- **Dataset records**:
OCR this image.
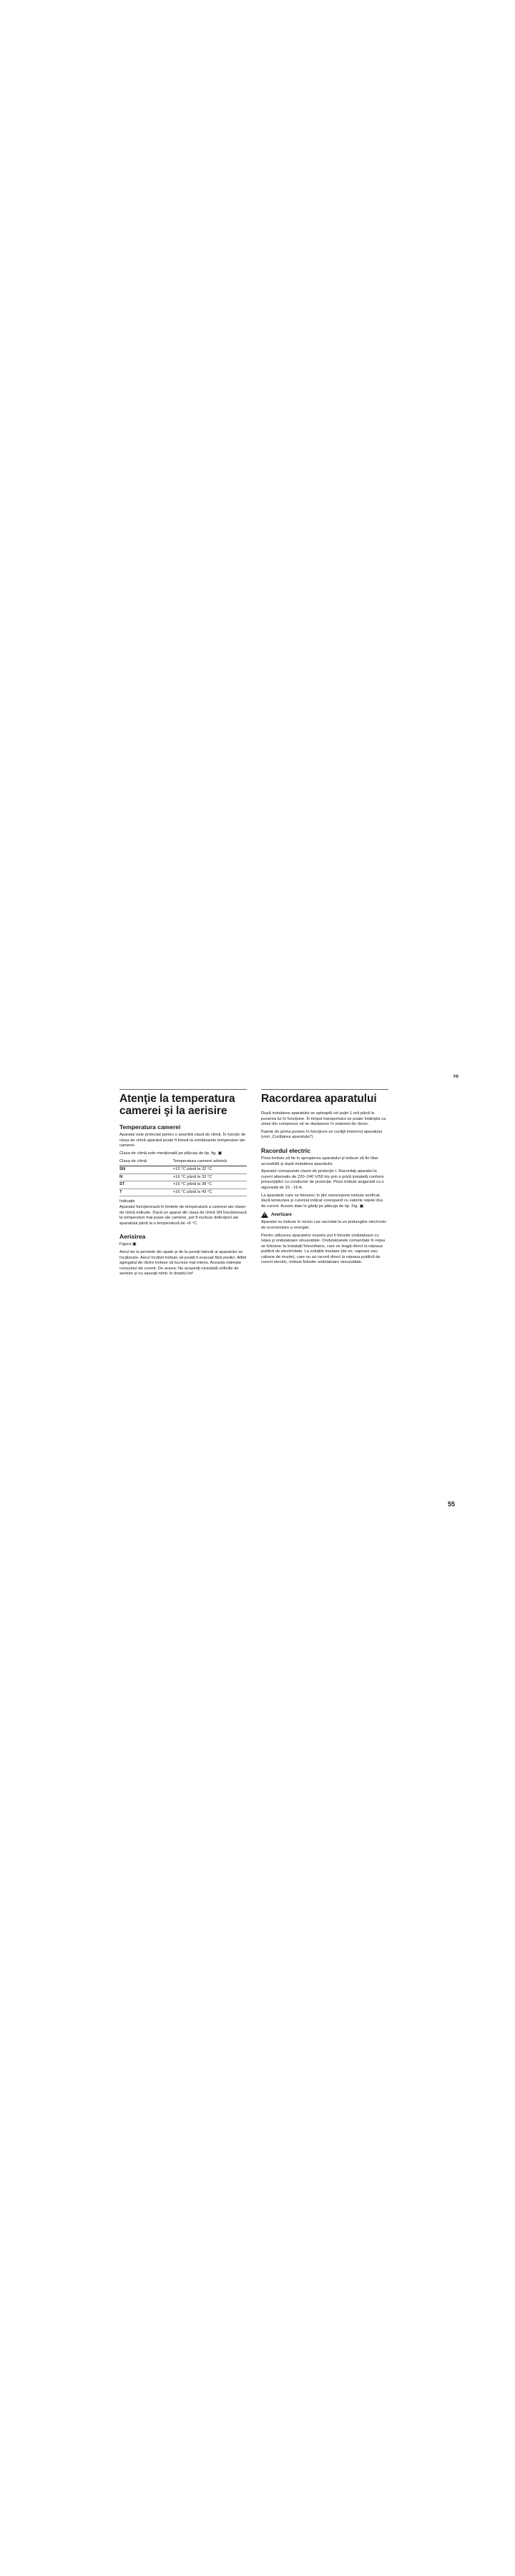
ro
Atenţie la temperatura
camerei şi la aerisire
Temperatura camerei

Aparatul este proiectat pentru o anumită clasă de climă. În funcţie de clasa de climă aparatul poate fi folosit la următoarele temperaturi ale camerei.

Clasa de climă este menţionată pe plăcuţa de tip, fig. ▣

Clasa de climă	Temperatura camerei admisă
SN	+10 °C până la 32 °C
N	+16 °C până la 32 °C
ST	+16 °C până la 38 °C
T	+16 °C până la 43 °C

Indicaţie

Aparatul funcţionează în limitele de temperatură a camerei ale clasei de climă indicate. Dacă un aparat din clasa de climă SN funcţionează la temperaturi mai joase ale camerei, pot fi excluse defecţiuni ale aparatului până la o temperatură de +5 °C.

Aerisirea

Figura ▣

Aerul de la peretele din spate şi de la pereţii laterali ai aparatului se încălzeşte. Aerul încălzit trebuie să poată fi evacuat fără piedici. Altfel agregatul de răcire trebuie să lucreze mai intens. Aceasta măreşte consumul de curent. De aceea: Nu acoperiţi niciodată orificiile de aerisire şi nu aşezaţi nimic în dreptul lor!

Racordarea aparatului

După instalarea aparatului se aşteaptă cel puţin 1 oră până la punerea lui în funcţiune. În timpul transportului se poate întâmpla ca uleiul din compresor să se deplaseze în sistemul de răcire.

Înainte de prima punere în funcţiune se curăţă interiorul aparatului (vezi „Curăţarea aparatului”).

Racordul electric

Priza trebuie să fie în apropierea aparatului şi trebuie să fie liber accesibilă şi după instalarea aparatului.

Aparatul corespunde clasei de protecţie I. Racordaţi aparatul la curent alternativ de 220–240 V/50 Hz prin o priză instalată conform prescripţiilor cu conductor de protecţie. Priza trebuie asigurată cu o siguranţă de 10 - 16 A.

La aparatele care se folosesc în ţări neeuropene trebuie verificat, dacă tensiunea şi curentul indicat corespund cu valorile reţelei dvs. de curent. Aceste date le găsiţi pe plăcuţa de tip. Fig. ▣

!
Avertizare

Aparatul nu trebuie în niciun caz racordat la un prelungitor electronic de economisire a energiei.

Pentru utilizarea aparatelor noastre pot fi folosite ondulatoare cu reţea şi ondulatoare sinusoidale. Ondulatoarele comandate în reţea se folosesc la instalaţii fotovoltaice, care se leagă direct la reţeaua publică de electricitate. La soluţiile insulare (de ex. vapoare sau cabane de munte), care nu au racord direct la reţeaua publică de curent electric, trebuie folosite ondulatoare sinusoidale.

55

- **Given request**: Repeat all of the data above word for word, minus the pictures.

- **Task response**:
OCR this image.
ro
Atenţie la temperatura
camerei şi la aerisire
Temperatura camerei

Aparatul este proiectat pentru o anumită clasă de climă. În funcţie de clasa de climă aparatul poate fi folosit la următoarele temperaturi ale camerei.

Clasa de climă este menţionată pe plăcuţa de tip, fig. ▣

Clasa de climă	Temperatura camerei admisă
SN	+10 °C până la 32 °C
N	+16 °C până la 32 °C
ST	+16 °C până la 38 °C
T	+16 °C până la 43 °C

Indicaţie

Aparatul funcţionează în limitele de temperatură a camerei ale clasei de climă indicate. Dacă un aparat din clasa de climă SN funcţionează la temperaturi mai joase ale camerei, pot fi excluse defecţiuni ale aparatului până la o temperatură de +5 °C.

Aerisirea

Figura ▣

Aerul de la peretele din spate şi de la pereţii laterali ai aparatului se încălzeşte. Aerul încălzit trebuie să poată fi evacuat fără piedici. Altfel agregatul de răcire trebuie să lucreze mai intens. Aceasta măreşte consumul de curent. De aceea: Nu acoperiţi niciodată orificiile de aerisire şi nu aşezaţi nimic în dreptul lor!

Racordarea aparatului

După instalarea aparatului se aşteaptă cel puţin 1 oră până la punerea lui în funcţiune. În timpul transportului se poate întâmpla ca uleiul din compresor să se deplaseze în sistemul de răcire.

Înainte de prima punere în funcţiune se curăţă interiorul aparatului (vezi „Curăţarea aparatului”).

Racordul electric

Priza trebuie să fie în apropierea aparatului şi trebuie să fie liber accesibilă şi după instalarea aparatului.

Aparatul corespunde clasei de protecţie I. Racordaţi aparatul la curent alternativ de 220–240 V/50 Hz prin o priză instalată conform prescripţiilor cu conductor de protecţie. Priza trebuie asigurată cu o siguranţă de 10 - 16 A.

La aparatele care se folosesc în ţări neeuropene trebuie verificat, dacă tensiunea şi curentul indicat corespund cu valorile reţelei dvs. de curent. Aceste date le găsiţi pe plăcuţa de tip. Fig. ▣

!
Avertizare

Aparatul nu trebuie în niciun caz racordat la un prelungitor electronic de economisire a energiei.

Pentru utilizarea aparatelor noastre pot fi folosite ondulatoare cu reţea şi ondulatoare sinusoidale. Ondulatoarele comandate în reţea se folosesc la instalaţii fotovoltaice, care se leagă direct la reţeaua publică de electricitate. La soluţiile insulare (de ex. vapoare sau cabane de munte), care nu au racord direct la reţeaua publică de curent electric, trebuie folosite ondulatoare sinusoidale.

55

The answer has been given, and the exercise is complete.